** Start ENTRIES **
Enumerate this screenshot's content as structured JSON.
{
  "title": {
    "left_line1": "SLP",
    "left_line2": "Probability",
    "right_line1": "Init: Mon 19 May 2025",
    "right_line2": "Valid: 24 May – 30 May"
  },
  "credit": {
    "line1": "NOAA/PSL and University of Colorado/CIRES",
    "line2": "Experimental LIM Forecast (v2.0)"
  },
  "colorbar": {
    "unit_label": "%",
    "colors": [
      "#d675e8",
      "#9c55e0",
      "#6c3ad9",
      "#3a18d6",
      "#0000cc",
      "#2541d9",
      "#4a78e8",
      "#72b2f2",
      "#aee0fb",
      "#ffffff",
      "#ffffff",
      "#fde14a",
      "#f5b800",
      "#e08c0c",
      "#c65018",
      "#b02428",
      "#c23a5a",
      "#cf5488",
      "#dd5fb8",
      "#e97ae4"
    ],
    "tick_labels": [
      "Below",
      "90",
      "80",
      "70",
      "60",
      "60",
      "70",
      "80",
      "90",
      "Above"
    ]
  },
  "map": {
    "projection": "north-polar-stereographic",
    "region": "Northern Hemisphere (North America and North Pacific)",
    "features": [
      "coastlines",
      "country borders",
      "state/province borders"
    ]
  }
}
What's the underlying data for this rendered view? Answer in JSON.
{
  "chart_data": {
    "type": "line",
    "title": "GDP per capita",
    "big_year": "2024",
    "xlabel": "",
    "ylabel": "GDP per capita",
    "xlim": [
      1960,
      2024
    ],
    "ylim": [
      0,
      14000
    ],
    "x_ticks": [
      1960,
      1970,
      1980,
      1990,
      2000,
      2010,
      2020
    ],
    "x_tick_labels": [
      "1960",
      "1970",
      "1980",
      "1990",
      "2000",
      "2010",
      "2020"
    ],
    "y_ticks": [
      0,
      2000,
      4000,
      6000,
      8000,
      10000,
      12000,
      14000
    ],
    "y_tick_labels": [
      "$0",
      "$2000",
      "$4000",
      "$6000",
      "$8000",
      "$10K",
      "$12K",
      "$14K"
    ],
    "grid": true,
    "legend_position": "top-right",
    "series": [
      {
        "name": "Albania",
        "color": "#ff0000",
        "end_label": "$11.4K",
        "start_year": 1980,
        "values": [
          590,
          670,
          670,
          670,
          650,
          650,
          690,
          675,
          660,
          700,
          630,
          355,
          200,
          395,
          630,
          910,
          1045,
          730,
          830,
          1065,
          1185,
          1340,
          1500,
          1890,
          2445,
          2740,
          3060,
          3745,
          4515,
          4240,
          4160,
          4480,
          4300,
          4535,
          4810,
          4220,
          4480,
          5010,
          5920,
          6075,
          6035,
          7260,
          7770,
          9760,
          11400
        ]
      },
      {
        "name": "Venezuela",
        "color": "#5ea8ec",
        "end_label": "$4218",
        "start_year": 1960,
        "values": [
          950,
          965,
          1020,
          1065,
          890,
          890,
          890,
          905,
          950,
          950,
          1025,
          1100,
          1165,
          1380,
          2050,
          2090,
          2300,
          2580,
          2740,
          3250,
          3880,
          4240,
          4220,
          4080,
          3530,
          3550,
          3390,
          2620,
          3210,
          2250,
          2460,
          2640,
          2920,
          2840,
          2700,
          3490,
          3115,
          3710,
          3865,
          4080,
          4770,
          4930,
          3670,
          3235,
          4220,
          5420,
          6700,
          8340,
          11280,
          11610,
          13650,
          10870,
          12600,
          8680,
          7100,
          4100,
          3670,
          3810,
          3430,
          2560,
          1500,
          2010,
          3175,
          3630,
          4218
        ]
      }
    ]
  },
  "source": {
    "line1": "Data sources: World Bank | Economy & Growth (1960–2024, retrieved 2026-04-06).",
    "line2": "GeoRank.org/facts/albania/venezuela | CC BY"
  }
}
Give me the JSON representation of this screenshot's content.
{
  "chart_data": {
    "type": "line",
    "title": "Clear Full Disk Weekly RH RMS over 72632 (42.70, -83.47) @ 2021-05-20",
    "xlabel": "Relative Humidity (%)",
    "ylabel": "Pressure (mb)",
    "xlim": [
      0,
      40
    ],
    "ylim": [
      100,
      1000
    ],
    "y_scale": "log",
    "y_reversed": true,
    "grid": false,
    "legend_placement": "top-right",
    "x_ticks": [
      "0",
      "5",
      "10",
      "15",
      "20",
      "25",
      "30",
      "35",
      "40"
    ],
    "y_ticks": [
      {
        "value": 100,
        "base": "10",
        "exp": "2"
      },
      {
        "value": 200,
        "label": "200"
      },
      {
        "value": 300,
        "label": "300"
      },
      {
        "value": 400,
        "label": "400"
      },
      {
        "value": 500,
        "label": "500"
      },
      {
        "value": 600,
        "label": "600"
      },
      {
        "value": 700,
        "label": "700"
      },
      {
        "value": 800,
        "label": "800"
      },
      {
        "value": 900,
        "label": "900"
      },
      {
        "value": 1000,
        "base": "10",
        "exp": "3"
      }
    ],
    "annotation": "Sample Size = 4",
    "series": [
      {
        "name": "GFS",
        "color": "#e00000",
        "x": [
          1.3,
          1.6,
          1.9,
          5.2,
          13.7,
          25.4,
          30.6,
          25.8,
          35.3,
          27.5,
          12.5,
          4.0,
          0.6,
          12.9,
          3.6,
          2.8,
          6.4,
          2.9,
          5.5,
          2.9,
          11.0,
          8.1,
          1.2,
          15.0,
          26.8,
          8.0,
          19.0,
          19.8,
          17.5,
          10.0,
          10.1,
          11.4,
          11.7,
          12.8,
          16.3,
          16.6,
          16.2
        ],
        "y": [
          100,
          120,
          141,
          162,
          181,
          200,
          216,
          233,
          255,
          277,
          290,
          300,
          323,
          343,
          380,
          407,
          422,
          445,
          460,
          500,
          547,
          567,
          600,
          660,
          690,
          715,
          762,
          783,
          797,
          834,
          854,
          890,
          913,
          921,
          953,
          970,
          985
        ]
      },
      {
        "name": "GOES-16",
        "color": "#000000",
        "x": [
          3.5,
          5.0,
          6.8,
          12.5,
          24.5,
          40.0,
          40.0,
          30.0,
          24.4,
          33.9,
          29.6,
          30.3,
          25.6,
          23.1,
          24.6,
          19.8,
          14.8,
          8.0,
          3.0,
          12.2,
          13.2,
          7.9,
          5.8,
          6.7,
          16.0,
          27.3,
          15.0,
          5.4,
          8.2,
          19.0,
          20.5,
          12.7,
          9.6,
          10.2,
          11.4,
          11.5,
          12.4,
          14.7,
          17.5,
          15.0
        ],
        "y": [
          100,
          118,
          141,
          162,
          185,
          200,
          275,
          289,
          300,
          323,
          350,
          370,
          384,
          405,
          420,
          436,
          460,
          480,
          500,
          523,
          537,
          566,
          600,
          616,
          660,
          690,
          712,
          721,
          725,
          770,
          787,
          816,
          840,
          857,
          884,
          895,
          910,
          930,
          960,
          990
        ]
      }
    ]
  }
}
** End ENTRIES **
- TASK TO CARRY OUT
Retype the listing above in full, with no alterations.

- IN RESPONSE
Enumerate this screenshot's content as structured JSON.
{
  "title": {
    "left_line1": "SLP",
    "left_line2": "Probability",
    "right_line1": "Init: Mon 19 May 2025",
    "right_line2": "Valid: 24 May – 30 May"
  },
  "credit": {
    "line1": "NOAA/PSL and University of Colorado/CIRES",
    "line2": "Experimental LIM Forecast (v2.0)"
  },
  "colorbar": {
    "unit_label": "%",
    "colors": [
      "#d675e8",
      "#9c55e0",
      "#6c3ad9",
      "#3a18d6",
      "#0000cc",
      "#2541d9",
      "#4a78e8",
      "#72b2f2",
      "#aee0fb",
      "#ffffff",
      "#ffffff",
      "#fde14a",
      "#f5b800",
      "#e08c0c",
      "#c65018",
      "#b02428",
      "#c23a5a",
      "#cf5488",
      "#dd5fb8",
      "#e97ae4"
    ],
    "tick_labels": [
      "Below",
      "90",
      "80",
      "70",
      "60",
      "60",
      "70",
      "80",
      "90",
      "Above"
    ]
  },
  "map": {
    "projection": "north-polar-stereographic",
    "region": "Northern Hemisphere (North America and North Pacific)",
    "features": [
      "coastlines",
      "country borders",
      "state/province borders"
    ]
  }
}
What's the underlying data for this rendered view? Answer in JSON.
{
  "chart_data": {
    "type": "line",
    "title": "GDP per capita",
    "big_year": "2024",
    "xlabel": "",
    "ylabel": "GDP per capita",
    "xlim": [
      1960,
      2024
    ],
    "ylim": [
      0,
      14000
    ],
    "x_ticks": [
      1960,
      1970,
      1980,
      1990,
      2000,
      2010,
      2020
    ],
    "x_tick_labels": [
      "1960",
      "1970",
      "1980",
      "1990",
      "2000",
      "2010",
      "2020"
    ],
    "y_ticks": [
      0,
      2000,
      4000,
      6000,
      8000,
      10000,
      12000,
      14000
    ],
    "y_tick_labels": [
      "$0",
      "$2000",
      "$4000",
      "$6000",
      "$8000",
      "$10K",
      "$12K",
      "$14K"
    ],
    "grid": true,
    "legend_position": "top-right",
    "series": [
      {
        "name": "Albania",
        "color": "#ff0000",
        "end_label": "$11.4K",
        "start_year": 1980,
        "values": [
          590,
          670,
          670,
          670,
          650,
          650,
          690,
          675,
          660,
          700,
          630,
          355,
          200,
          395,
          630,
          910,
          1045,
          730,
          830,
          1065,
          1185,
          1340,
          1500,
          1890,
          2445,
          2740,
          3060,
          3745,
          4515,
          4240,
          4160,
          4480,
          4300,
          4535,
          4810,
          4220,
          4480,
          5010,
          5920,
          6075,
          6035,
          7260,
          7770,
          9760,
          11400
        ]
      },
      {
        "name": "Venezuela",
        "color": "#5ea8ec",
        "end_label": "$4218",
        "start_year": 1960,
        "values": [
          950,
          965,
          1020,
          1065,
          890,
          890,
          890,
          905,
          950,
          950,
          1025,
          1100,
          1165,
          1380,
          2050,
          2090,
          2300,
          2580,
          2740,
          3250,
          3880,
          4240,
          4220,
          4080,
          3530,
          3550,
          3390,
          2620,
          3210,
          2250,
          2460,
          2640,
          2920,
          2840,
          2700,
          3490,
          3115,
          3710,
          3865,
          4080,
          4770,
          4930,
          3670,
          3235,
          4220,
          5420,
          6700,
          8340,
          11280,
          11610,
          13650,
          10870,
          12600,
          8680,
          7100,
          4100,
          3670,
          3810,
          3430,
          2560,
          1500,
          2010,
          3175,
          3630,
          4218
        ]
      }
    ]
  },
  "source": {
    "line1": "Data sources: World Bank | Economy & Growth (1960–2024, retrieved 2026-04-06).",
    "line2": "GeoRank.org/facts/albania/venezuela | CC BY"
  }
}
Give me the JSON representation of this screenshot's content.
{
  "chart_data": {
    "type": "line",
    "title": "Clear Full Disk Weekly RH RMS over 72632 (42.70, -83.47) @ 2021-05-20",
    "xlabel": "Relative Humidity (%)",
    "ylabel": "Pressure (mb)",
    "xlim": [
      0,
      40
    ],
    "ylim": [
      100,
      1000
    ],
    "y_scale": "log",
    "y_reversed": true,
    "grid": false,
    "legend_placement": "top-right",
    "x_ticks": [
      "0",
      "5",
      "10",
      "15",
      "20",
      "25",
      "30",
      "35",
      "40"
    ],
    "y_ticks": [
      {
        "value": 100,
        "base": "10",
        "exp": "2"
      },
      {
        "value": 200,
        "label": "200"
      },
      {
        "value": 300,
        "label": "300"
      },
      {
        "value": 400,
        "label": "400"
      },
      {
        "value": 500,
        "label": "500"
      },
      {
        "value": 600,
        "label": "600"
      },
      {
        "value": 700,
        "label": "700"
      },
      {
        "value": 800,
        "label": "800"
      },
      {
        "value": 900,
        "label": "900"
      },
      {
        "value": 1000,
        "base": "10",
        "exp": "3"
      }
    ],
    "annotation": "Sample Size = 4",
    "series": [
      {
        "name": "GFS",
        "color": "#e00000",
        "x": [
          1.3,
          1.6,
          1.9,
          5.2,
          13.7,
          25.4,
          30.6,
          25.8,
          35.3,
          27.5,
          12.5,
          4.0,
          0.6,
          12.9,
          3.6,
          2.8,
          6.4,
          2.9,
          5.5,
          2.9,
          11.0,
          8.1,
          1.2,
          15.0,
          26.8,
          8.0,
          19.0,
          19.8,
          17.5,
          10.0,
          10.1,
          11.4,
          11.7,
          12.8,
          16.3,
          16.6,
          16.2
        ],
        "y": [
          100,
          120,
          141,
          162,
          181,
          200,
          216,
          233,
          255,
          277,
          290,
          300,
          323,
          343,
          380,
          407,
          422,
          445,
          460,
          500,
          547,
          567,
          600,
          660,
          690,
          715,
          762,
          783,
          797,
          834,
          854,
          890,
          913,
          921,
          953,
          970,
          985
        ]
      },
      {
        "name": "GOES-16",
        "color": "#000000",
        "x": [
          3.5,
          5.0,
          6.8,
          12.5,
          24.5,
          40.0,
          40.0,
          30.0,
          24.4,
          33.9,
          29.6,
          30.3,
          25.6,
          23.1,
          24.6,
          19.8,
          14.8,
          8.0,
          3.0,
          12.2,
          13.2,
          7.9,
          5.8,
          6.7,
          16.0,
          27.3,
          15.0,
          5.4,
          8.2,
          19.0,
          20.5,
          12.7,
          9.6,
          10.2,
          11.4,
          11.5,
          12.4,
          14.7,
          17.5,
          15.0
        ],
        "y": [
          100,
          118,
          141,
          162,
          185,
          200,
          275,
          289,
          300,
          323,
          350,
          370,
          384,
          405,
          420,
          436,
          460,
          480,
          500,
          523,
          537,
          566,
          600,
          616,
          660,
          690,
          712,
          721,
          725,
          770,
          787,
          816,
          840,
          857,
          884,
          895,
          910,
          930,
          960,
          990
        ]
      }
    ]
  }
}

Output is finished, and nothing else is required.